**Task brief:** In the records below, pick out all lines containing the word "unit".

**Excerpted data:**

-- start --

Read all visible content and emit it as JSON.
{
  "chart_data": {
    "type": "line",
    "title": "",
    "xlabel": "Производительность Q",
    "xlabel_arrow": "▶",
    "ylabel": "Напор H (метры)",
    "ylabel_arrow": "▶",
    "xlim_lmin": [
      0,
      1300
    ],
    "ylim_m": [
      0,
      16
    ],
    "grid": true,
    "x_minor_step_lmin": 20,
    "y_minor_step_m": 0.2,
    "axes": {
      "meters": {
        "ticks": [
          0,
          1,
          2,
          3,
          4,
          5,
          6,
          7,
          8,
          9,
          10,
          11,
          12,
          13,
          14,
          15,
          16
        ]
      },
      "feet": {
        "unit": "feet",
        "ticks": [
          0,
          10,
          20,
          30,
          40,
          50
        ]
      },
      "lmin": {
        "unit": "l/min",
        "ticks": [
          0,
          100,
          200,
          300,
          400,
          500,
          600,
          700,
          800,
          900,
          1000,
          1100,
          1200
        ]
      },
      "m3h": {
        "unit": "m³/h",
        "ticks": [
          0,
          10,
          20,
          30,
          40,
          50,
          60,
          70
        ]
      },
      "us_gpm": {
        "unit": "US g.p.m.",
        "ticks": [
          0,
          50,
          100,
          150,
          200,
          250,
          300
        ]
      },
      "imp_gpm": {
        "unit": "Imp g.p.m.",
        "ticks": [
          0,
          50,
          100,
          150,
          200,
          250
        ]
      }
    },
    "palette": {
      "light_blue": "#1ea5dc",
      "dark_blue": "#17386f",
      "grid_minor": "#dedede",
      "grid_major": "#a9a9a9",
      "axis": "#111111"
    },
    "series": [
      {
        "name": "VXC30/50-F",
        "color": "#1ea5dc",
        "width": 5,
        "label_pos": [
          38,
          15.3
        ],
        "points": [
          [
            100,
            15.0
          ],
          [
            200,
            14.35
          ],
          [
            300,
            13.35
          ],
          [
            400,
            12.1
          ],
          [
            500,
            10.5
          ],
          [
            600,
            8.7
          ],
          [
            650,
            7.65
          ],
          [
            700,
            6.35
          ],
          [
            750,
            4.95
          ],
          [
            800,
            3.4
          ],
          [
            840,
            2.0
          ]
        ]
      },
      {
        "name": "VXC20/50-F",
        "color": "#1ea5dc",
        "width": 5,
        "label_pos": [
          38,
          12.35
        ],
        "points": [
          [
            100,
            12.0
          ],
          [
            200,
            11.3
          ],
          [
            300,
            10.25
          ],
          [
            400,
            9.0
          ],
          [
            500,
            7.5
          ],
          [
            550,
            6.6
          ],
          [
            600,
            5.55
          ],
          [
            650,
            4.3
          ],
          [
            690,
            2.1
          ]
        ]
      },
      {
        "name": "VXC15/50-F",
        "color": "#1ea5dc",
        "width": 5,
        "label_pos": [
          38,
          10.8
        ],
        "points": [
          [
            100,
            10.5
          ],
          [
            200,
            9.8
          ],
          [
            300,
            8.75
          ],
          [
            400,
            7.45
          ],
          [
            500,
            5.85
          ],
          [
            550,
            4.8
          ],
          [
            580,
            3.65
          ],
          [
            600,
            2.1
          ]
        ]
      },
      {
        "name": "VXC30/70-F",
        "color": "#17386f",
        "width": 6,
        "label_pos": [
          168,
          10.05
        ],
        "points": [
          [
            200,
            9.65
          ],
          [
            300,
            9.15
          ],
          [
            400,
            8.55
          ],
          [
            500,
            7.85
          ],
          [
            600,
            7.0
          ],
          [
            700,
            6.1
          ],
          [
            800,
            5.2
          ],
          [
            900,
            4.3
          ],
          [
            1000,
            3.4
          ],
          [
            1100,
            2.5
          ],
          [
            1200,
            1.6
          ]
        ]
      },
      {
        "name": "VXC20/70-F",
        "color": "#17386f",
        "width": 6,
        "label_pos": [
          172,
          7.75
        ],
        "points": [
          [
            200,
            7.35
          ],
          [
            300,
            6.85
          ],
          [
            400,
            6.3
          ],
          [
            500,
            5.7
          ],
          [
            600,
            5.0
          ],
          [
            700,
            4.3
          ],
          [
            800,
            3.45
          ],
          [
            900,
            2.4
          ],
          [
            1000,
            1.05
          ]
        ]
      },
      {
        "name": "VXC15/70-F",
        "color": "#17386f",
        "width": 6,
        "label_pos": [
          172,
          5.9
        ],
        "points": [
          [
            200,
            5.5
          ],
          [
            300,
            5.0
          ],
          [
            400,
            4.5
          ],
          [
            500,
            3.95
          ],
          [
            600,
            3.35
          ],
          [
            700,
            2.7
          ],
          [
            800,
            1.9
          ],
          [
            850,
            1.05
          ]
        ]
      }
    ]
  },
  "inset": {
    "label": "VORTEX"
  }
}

-- end --

**Result below:**
        "unit": "feet",
        "unit": "l/min",
        "unit": "m³/h",
        "unit": "US g.p.m.",
        "unit": "Imp g.p.m.",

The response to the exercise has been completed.